▸ TASK PROMPT
Identify each line in the data below that contains the word "хлопчатобумажные", with case counting, and copy every such line.

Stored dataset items
— begin —

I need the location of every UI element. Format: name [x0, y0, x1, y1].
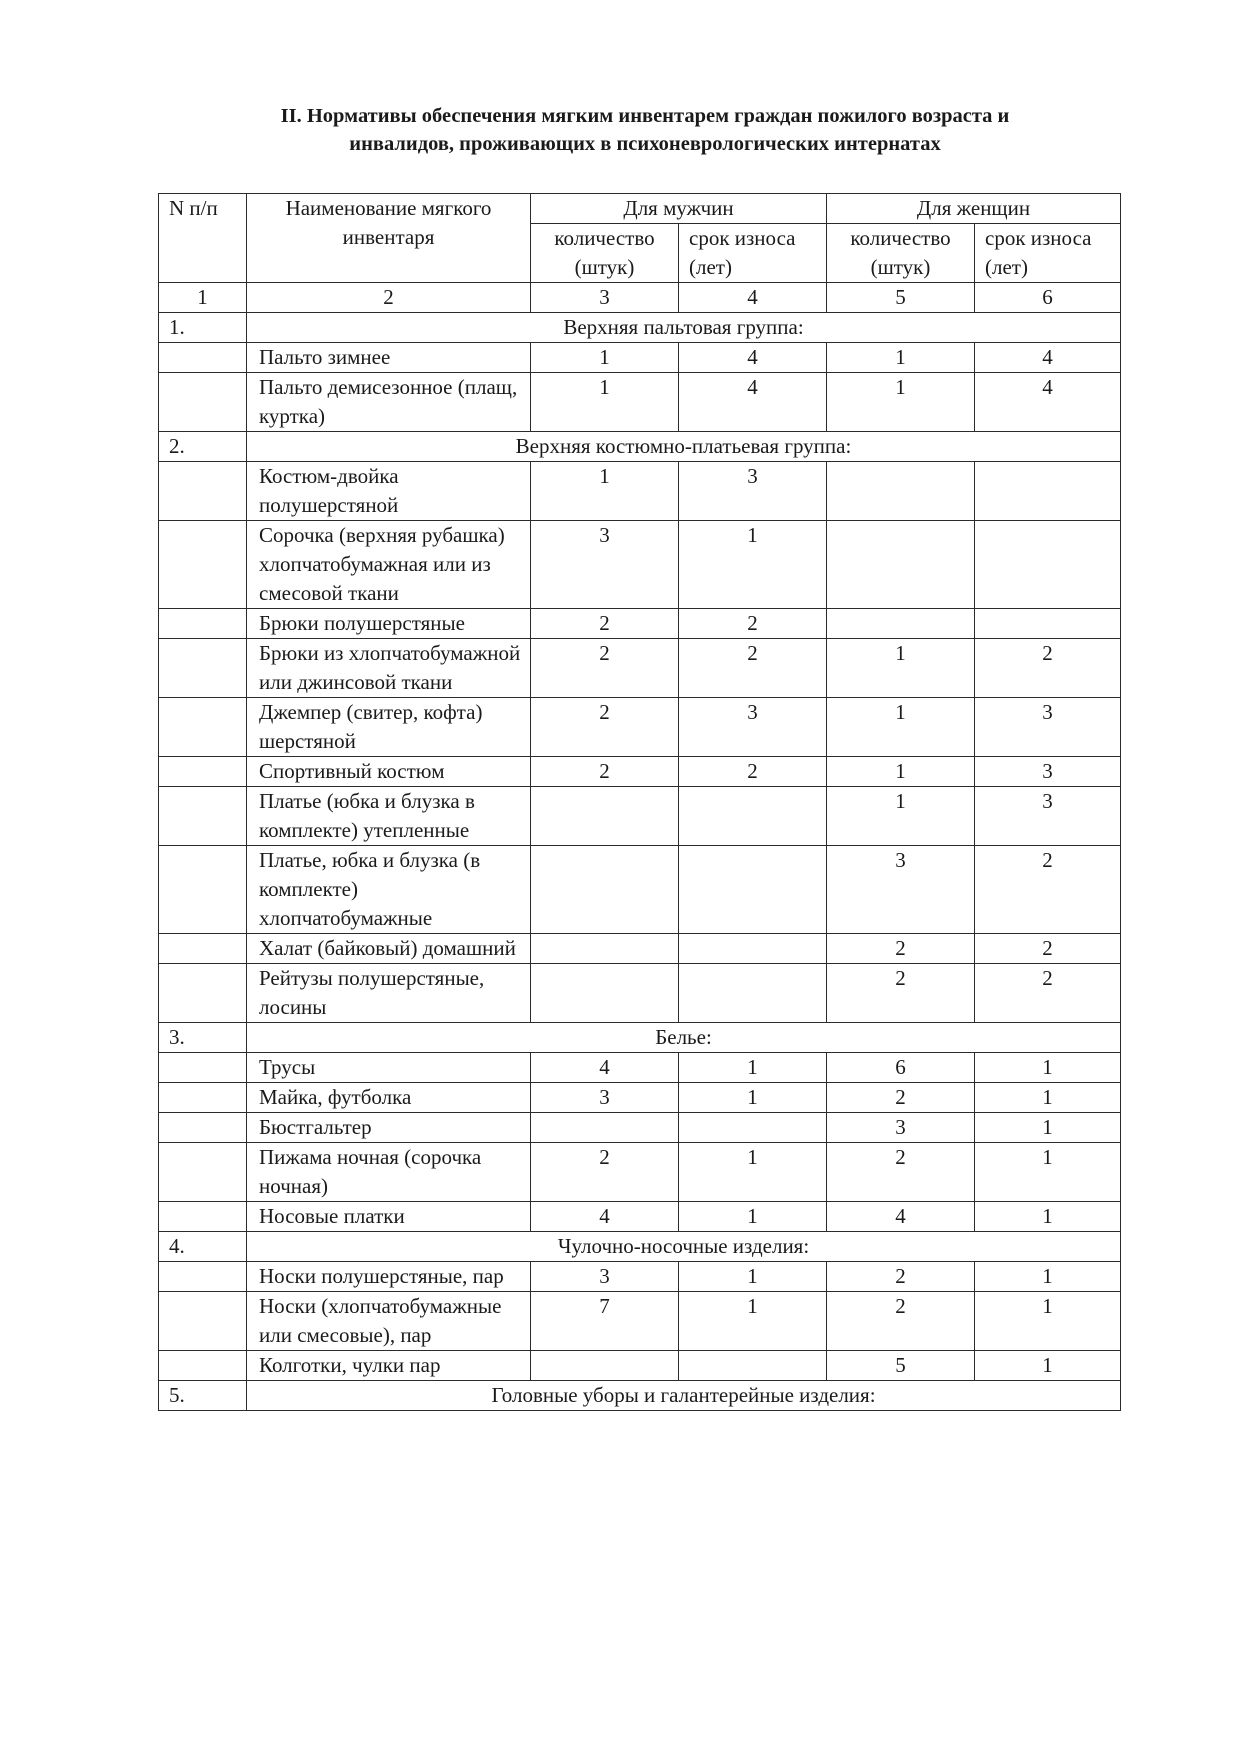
table-row	[159, 1083, 1121, 1113]
women-quantity: 1	[827, 698, 975, 757]
men-wear-period	[679, 1113, 827, 1143]
item-name: Бюстгальтер	[247, 1113, 531, 1143]
item-name: Костюм-двойка полушерстяной	[247, 462, 531, 521]
women-quantity: 1	[827, 787, 975, 846]
men-quantity: 3	[531, 1262, 679, 1292]
item-name: Носовые платки	[247, 1202, 531, 1232]
men-quantity	[531, 787, 679, 846]
number-cell	[159, 1113, 247, 1143]
item-name: Пижама ночная (сорочка ночная)	[247, 1143, 531, 1202]
men-quantity: 2	[531, 1143, 679, 1202]
men-wear-period	[679, 1351, 827, 1381]
table-row	[159, 1202, 1121, 1232]
number-cell	[159, 934, 247, 964]
table-row	[159, 343, 1121, 373]
women-wear-period: 3	[975, 787, 1121, 846]
women-wear-period: 2	[975, 639, 1121, 698]
table-row	[159, 521, 1121, 609]
table-body	[159, 313, 1121, 1411]
section-row	[159, 1023, 1121, 1053]
table-row	[159, 639, 1121, 698]
table-row	[159, 964, 1121, 1023]
men-wear-period: 1	[679, 521, 827, 609]
women-quantity: 3	[827, 846, 975, 934]
table-row	[159, 609, 1121, 639]
men-quantity: 2	[531, 609, 679, 639]
women-wear-period: 3	[975, 698, 1121, 757]
item-name: Колготки, чулки пар	[247, 1351, 531, 1381]
item-name: Халат (байковый) домашний	[247, 934, 531, 964]
item-name: Джемпер (свитер, кофта) шерстяной	[247, 698, 531, 757]
women-quantity: 2	[827, 964, 975, 1023]
item-name: Брюки полушерстяные	[247, 609, 531, 639]
women-quantity: 1	[827, 343, 975, 373]
table-row	[159, 698, 1121, 757]
section-title: Чулочно-носочные изделия:	[247, 1232, 1121, 1262]
women-wear-period: 1	[975, 1262, 1121, 1292]
men-quantity: 4	[531, 1053, 679, 1083]
header-name: Наименование мягкого инвентаря	[247, 194, 531, 283]
number-cell	[159, 698, 247, 757]
men-wear-period	[679, 964, 827, 1023]
header-women-qty: количество (штук)	[827, 224, 975, 283]
women-wear-period: 1	[975, 1143, 1121, 1202]
women-quantity: 2	[827, 1083, 975, 1113]
header-women: Для женщин	[827, 194, 1121, 224]
table-row	[159, 462, 1121, 521]
item-name: Сорочка (верхняя рубашка) хлопчатобумажная или из смесовой ткани	[247, 521, 531, 609]
item-name: Брюки из хлопчатобумажной или джинсовой ткани	[247, 639, 531, 698]
header-men-qty: количество (штук)	[531, 224, 679, 283]
number-cell	[159, 1351, 247, 1381]
women-quantity: 2	[827, 1292, 975, 1351]
number-cell	[159, 846, 247, 934]
number-cell	[159, 1262, 247, 1292]
item-name: Майка, футболка	[247, 1083, 531, 1113]
number-cell	[159, 343, 247, 373]
section-title: Белье:	[247, 1023, 1121, 1053]
men-quantity: 1	[531, 343, 679, 373]
column-number: 4	[679, 283, 827, 313]
number-cell	[159, 757, 247, 787]
men-quantity	[531, 964, 679, 1023]
women-wear-period: 1	[975, 1113, 1121, 1143]
table-row	[159, 1143, 1121, 1202]
men-quantity: 3	[531, 1083, 679, 1113]
table-row	[159, 1113, 1121, 1143]
men-quantity	[531, 1113, 679, 1143]
men-wear-period: 3	[679, 462, 827, 521]
men-wear-period: 1	[679, 1053, 827, 1083]
women-wear-period: 1	[975, 1351, 1121, 1381]
section-title: Головные уборы и галантерейные изделия:	[247, 1381, 1121, 1411]
header-row-1	[159, 194, 1121, 224]
header-women-wear: срок износа (лет)	[975, 224, 1121, 283]
section-row	[159, 432, 1121, 462]
women-quantity: 1	[827, 373, 975, 432]
number-cell	[159, 1083, 247, 1113]
table-header	[159, 194, 1121, 313]
column-number: 3	[531, 283, 679, 313]
header-men: Для мужчин	[531, 194, 827, 224]
section-row	[159, 1381, 1121, 1411]
men-quantity: 4	[531, 1202, 679, 1232]
women-quantity: 1	[827, 639, 975, 698]
women-quantity: 4	[827, 1202, 975, 1232]
men-wear-period: 3	[679, 698, 827, 757]
table-row	[159, 787, 1121, 846]
item-name: Спортивный костюм	[247, 757, 531, 787]
section-title: Верхняя костюмно-платьевая группа:	[247, 432, 1121, 462]
number-cell	[159, 1292, 247, 1351]
men-wear-period: 4	[679, 373, 827, 432]
number-cell	[159, 609, 247, 639]
women-wear-period: 1	[975, 1053, 1121, 1083]
item-name: Рейтузы полушерстяные, лосины	[247, 964, 531, 1023]
item-name: Платье, юбка и блузка (в комплекте) хлопчатобумажные	[247, 846, 531, 934]
column-number: 2	[247, 283, 531, 313]
men-quantity	[531, 846, 679, 934]
header-men-wear: срок износа (лет)	[679, 224, 827, 283]
column-number: 6	[975, 283, 1121, 313]
number-cell	[159, 639, 247, 698]
men-wear-period: 1	[679, 1143, 827, 1202]
men-wear-period: 2	[679, 757, 827, 787]
men-quantity: 2	[531, 757, 679, 787]
women-wear-period: 2	[975, 846, 1121, 934]
page-title-line-2: инвалидов, проживающих в психоневрологических интернатах	[349, 133, 941, 155]
women-quantity: 2	[827, 1262, 975, 1292]
women-wear-period	[975, 609, 1121, 639]
men-quantity	[531, 934, 679, 964]
women-wear-period: 4	[975, 343, 1121, 373]
header-number: N п/п	[159, 194, 247, 283]
women-quantity: 2	[827, 934, 975, 964]
item-name: Платье (юбка и блузка в комплекте) утепленные	[247, 787, 531, 846]
item-name: Трусы	[247, 1053, 531, 1083]
section-row	[159, 313, 1121, 343]
page-title-line-1: II. Нормативы обеспечения мягким инвентарем граждан пожилого возраста и	[280, 105, 1010, 127]
men-wear-period: 1	[679, 1292, 827, 1351]
women-wear-period	[975, 462, 1121, 521]
women-wear-period: 1	[975, 1202, 1121, 1232]
men-wear-period: 1	[679, 1202, 827, 1232]
item-name: Носки (хлопчатобумажные или смесовые), пар	[247, 1292, 531, 1351]
women-quantity: 3	[827, 1113, 975, 1143]
norms-table	[158, 193, 1121, 1411]
women-quantity	[827, 609, 975, 639]
women-quantity: 6	[827, 1053, 975, 1083]
table-row	[159, 846, 1121, 934]
table-row	[159, 1292, 1121, 1351]
number-cell	[159, 787, 247, 846]
column-number-row	[159, 283, 1121, 313]
women-quantity	[827, 521, 975, 609]
women-quantity: 2	[827, 1143, 975, 1202]
number-cell	[159, 521, 247, 609]
section-number: 2.	[159, 432, 247, 462]
table-row	[159, 1351, 1121, 1381]
column-number: 5	[827, 283, 975, 313]
women-wear-period: 3	[975, 757, 1121, 787]
women-wear-period: 4	[975, 373, 1121, 432]
number-cell	[159, 373, 247, 432]
table-row	[159, 1053, 1121, 1083]
men-wear-period: 4	[679, 343, 827, 373]
number-cell	[159, 1143, 247, 1202]
number-cell	[159, 1053, 247, 1083]
number-cell	[159, 1202, 247, 1232]
men-quantity: 7	[531, 1292, 679, 1351]
men-wear-period	[679, 787, 827, 846]
men-quantity: 3	[531, 521, 679, 609]
item-name: Пальто демисезонное (плащ, куртка)	[247, 373, 531, 432]
table-row	[159, 934, 1121, 964]
section-row	[159, 1232, 1121, 1262]
number-cell	[159, 964, 247, 1023]
men-wear-period	[679, 934, 827, 964]
women-wear-period: 2	[975, 934, 1121, 964]
women-quantity: 5	[827, 1351, 975, 1381]
men-wear-period: 2	[679, 639, 827, 698]
men-quantity: 1	[531, 462, 679, 521]
women-wear-period: 1	[975, 1083, 1121, 1113]
women-quantity: 1	[827, 757, 975, 787]
men-quantity	[531, 1351, 679, 1381]
women-wear-period	[975, 521, 1121, 609]
men-quantity: 2	[531, 639, 679, 698]
item-name: Носки полушерстяные, пар	[247, 1262, 531, 1292]
table-row	[159, 757, 1121, 787]
item-name: Пальто зимнее	[247, 343, 531, 373]
men-wear-period: 1	[679, 1262, 827, 1292]
page-title	[150, 102, 1140, 158]
men-wear-period: 2	[679, 609, 827, 639]
section-number: 1.	[159, 313, 247, 343]
men-quantity: 1	[531, 373, 679, 432]
section-number: 4.	[159, 1232, 247, 1262]
men-wear-period: 1	[679, 1083, 827, 1113]
table-row	[159, 1262, 1121, 1292]
men-quantity: 2	[531, 698, 679, 757]
number-cell	[159, 462, 247, 521]
men-wear-period	[679, 846, 827, 934]
section-number: 3.	[159, 1023, 247, 1053]
section-number: 5.	[159, 1381, 247, 1411]
table-row	[159, 373, 1121, 432]
column-number: 1	[159, 283, 247, 313]
women-wear-period: 2	[975, 964, 1121, 1023]
women-quantity	[827, 462, 975, 521]
women-wear-period: 1	[975, 1292, 1121, 1351]
section-title: Верхняя пальтовая группа:	[247, 313, 1121, 343]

— end —

▸ WRITTEN SOLUTION
item-name: Платье, юбка и блузка (в комплекте) хлопчатобумажные	[247, 846, 531, 934]
item-name: Носки (хлопчатобумажные или смесовые), пар	[247, 1292, 531, 1351]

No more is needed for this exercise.